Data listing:
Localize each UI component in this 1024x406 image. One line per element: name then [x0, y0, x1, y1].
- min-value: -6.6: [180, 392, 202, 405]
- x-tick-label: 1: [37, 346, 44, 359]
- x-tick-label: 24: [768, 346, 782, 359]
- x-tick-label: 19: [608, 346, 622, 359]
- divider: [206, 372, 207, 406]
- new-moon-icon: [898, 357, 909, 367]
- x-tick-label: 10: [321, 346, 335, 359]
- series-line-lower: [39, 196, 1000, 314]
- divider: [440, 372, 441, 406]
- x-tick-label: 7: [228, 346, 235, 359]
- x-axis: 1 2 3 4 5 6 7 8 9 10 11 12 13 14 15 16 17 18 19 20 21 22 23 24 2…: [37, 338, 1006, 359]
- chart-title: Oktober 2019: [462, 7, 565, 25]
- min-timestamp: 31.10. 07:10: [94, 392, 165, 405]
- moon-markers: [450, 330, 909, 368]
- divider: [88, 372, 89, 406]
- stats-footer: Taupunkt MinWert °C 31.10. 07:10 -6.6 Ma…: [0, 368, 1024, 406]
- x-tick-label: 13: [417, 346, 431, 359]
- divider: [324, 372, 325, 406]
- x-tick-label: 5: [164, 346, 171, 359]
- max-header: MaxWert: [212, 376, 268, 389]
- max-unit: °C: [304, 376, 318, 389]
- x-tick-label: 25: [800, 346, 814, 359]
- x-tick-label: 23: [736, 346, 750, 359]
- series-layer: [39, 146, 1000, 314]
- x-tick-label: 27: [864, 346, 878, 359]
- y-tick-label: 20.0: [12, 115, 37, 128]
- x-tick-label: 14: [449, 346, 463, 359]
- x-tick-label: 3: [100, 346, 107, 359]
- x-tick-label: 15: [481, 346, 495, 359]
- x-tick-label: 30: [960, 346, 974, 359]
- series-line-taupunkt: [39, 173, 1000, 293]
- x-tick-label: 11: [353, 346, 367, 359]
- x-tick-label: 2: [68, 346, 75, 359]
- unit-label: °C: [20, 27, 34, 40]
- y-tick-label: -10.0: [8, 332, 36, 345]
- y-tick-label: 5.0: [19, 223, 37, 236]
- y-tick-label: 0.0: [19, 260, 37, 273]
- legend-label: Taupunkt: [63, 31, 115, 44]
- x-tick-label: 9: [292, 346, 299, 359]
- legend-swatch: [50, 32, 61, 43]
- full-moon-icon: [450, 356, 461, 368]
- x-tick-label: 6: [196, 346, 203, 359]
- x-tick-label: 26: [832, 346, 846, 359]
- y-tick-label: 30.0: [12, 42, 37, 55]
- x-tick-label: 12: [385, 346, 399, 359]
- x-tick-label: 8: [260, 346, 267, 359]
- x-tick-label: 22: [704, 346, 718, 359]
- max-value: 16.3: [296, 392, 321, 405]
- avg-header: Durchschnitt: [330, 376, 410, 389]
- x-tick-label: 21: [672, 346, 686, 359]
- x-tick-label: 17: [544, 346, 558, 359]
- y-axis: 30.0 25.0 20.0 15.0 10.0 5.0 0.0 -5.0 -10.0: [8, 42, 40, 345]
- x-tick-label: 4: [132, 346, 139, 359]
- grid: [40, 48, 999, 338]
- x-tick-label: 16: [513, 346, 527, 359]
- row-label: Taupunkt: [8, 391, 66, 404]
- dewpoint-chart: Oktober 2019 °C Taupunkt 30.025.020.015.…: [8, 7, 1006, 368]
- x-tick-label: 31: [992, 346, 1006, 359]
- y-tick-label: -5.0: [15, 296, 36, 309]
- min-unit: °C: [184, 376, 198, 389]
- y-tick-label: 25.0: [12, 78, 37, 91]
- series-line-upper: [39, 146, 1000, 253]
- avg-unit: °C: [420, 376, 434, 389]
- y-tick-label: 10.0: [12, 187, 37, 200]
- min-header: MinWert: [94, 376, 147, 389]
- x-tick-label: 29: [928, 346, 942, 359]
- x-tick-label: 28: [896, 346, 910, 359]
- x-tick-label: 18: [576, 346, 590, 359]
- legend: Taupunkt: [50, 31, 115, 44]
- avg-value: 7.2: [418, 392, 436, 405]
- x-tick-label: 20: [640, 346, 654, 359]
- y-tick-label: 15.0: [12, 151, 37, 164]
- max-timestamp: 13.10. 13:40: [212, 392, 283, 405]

Written instruction: Rewrite every line of the entries above as a JSON array of strings, one string per line, leaving out any blank lines.

The reply:
[
  "Localize each UI component in this 1024x406 image. One line per element: name then [x0, y0, x1, y1].",
  "- min-value: -6.6: [180, 392, 202, 405]",
  "- x-tick-label: 1: [37, 346, 44, 359]",
  "- x-tick-label: 24: [768, 346, 782, 359]",
  "- x-tick-label: 19: [608, 346, 622, 359]",
  "- divider: [206, 372, 207, 406]",
  "- new-moon-icon: [898, 357, 909, 367]",
  "- x-tick-label: 10: [321, 346, 335, 359]",
  "- series-line-lower: [39, 196, 1000, 314]",
  "- divider: [440, 372, 441, 406]",
  "- x-tick-label: 7: [228, 346, 235, 359]",
  "- x-axis: 1 2 3 4 5 6 7 8 9 10 11 12 13 14 15 16 17 18 19 20 21 22 23 24 2…: [37, 338, 1006, 359]",
  "- chart-title: Oktober 2019: [462, 7, 565, 25]",
  "- min-timestamp: 31.10. 07:10: [94, 392, 165, 405]",
  "- moon-markers: [450, 330, 909, 368]",
  "- divider: [88, 372, 89, 406]",
  "- stats-footer: Taupunkt MinWert °C 31.10. 07:10 -6.6 Ma…: [0, 368, 1024, 406]",
  "- x-tick-label: 13: [417, 346, 431, 359]",
  "- divider: [324, 372, 325, 406]",
  "- x-tick-label: 5: [164, 346, 171, 359]",
  "- max-header: MaxWert: [212, 376, 268, 389]",
  "- max-unit: °C: [304, 376, 318, 389]",
  "- x-tick-label: 25: [800, 346, 814, 359]",
  "- x-tick-label: 23: [736, 346, 750, 359]",
  "- series-layer: [39, 146, 1000, 314]",
  "- x-tick-label: 27: [864, 346, 878, 359]",
  "- y-tick-label: 20.0: [12, 115, 37, 128]",
  "- x-tick-label: 14: [449, 346, 463, 359]",
  "- x-tick-label: 3: [100, 346, 107, 359]",
  "- x-tick-label: 15: [481, 346, 495, 359]",
  "- x-tick-label: 30: [960, 346, 974, 359]",
  "- series-line-taupunkt: [39, 173, 1000, 293]",
  "- x-tick-label: 11: [353, 346, 367, 359]",
  "- x-tick-label: 2: [68, 346, 75, 359]",
  "- unit-label: °C: [20, 27, 34, 40]",
  "- y-tick-label: -10.0: [8, 332, 36, 345]",
  "- y-tick-label: 5.0: [19, 223, 37, 236]",
  "- y-tick-label: 0.0: [19, 260, 37, 273]",
  "- legend-label: Taupunkt: [63, 31, 115, 44]",
  "- x-tick-label: 9: [292, 346, 299, 359]",
  "- legend-swatch: [50, 32, 61, 43]",
  "- full-moon-icon: [450, 356, 461, 368]",
  "- x-tick-label: 6: [196, 346, 203, 359]",
  "- x-tick-label: 26: [832, 346, 846, 359]",
  "- y-tick-label: 30.0: [12, 42, 37, 55]",
  "- x-tick-label: 12: [385, 346, 399, 359]",
  "- x-tick-label: 8: [260, 346, 267, 359]",
  "- x-tick-label: 22: [704, 346, 718, 359]",
  "- max-value: 16.3: [296, 392, 321, 405]",
  "- avg-header: Durchschnitt: [330, 376, 410, 389]",
  "- x-tick-label: 21: [672, 346, 686, 359]",
  "- x-tick-label: 17: [544, 346, 558, 359]",
  "- y-axis: 30.0 25.0 20.0 15.0 10.0 5.0 0.0 -5.0 -10.0: [8, 42, 40, 345]",
  "- x-tick-label: 4: [132, 346, 139, 359]",
  "- grid: [40, 48, 999, 338]",
  "- x-tick-label: 16: [513, 346, 527, 359]",
  "- row-label: Taupunkt: [8, 391, 66, 404]",
  "- dewpoint-chart: Oktober 2019 °C Taupunkt 30.025.020.015.…: [8, 7, 1006, 368]",
  "- x-tick-label: 31: [992, 346, 1006, 359]",
  "- y-tick-label: -5.0: [15, 296, 36, 309]",
  "- min-unit: °C: [184, 376, 198, 389]",
  "- y-tick-label: 25.0: [12, 78, 37, 91]",
  "- series-line-upper: [39, 146, 1000, 253]",
  "- avg-unit: °C: [420, 376, 434, 389]",
  "- y-tick-label: 10.0: [12, 187, 37, 200]",
  "- min-header: MinWert: [94, 376, 147, 389]",
  "- x-tick-label: 29: [928, 346, 942, 359]",
  "- x-tick-label: 28: [896, 346, 910, 359]",
  "- x-tick-label: 18: [576, 346, 590, 359]",
  "- legend: Taupunkt: [50, 31, 115, 44]",
  "- avg-value: 7.2: [418, 392, 436, 405]",
  "- x-tick-label: 20: [640, 346, 654, 359]",
  "- y-tick-label: 15.0: [12, 151, 37, 164]",
  "- max-timestamp: 13.10. 13:40: [212, 392, 283, 405]"
]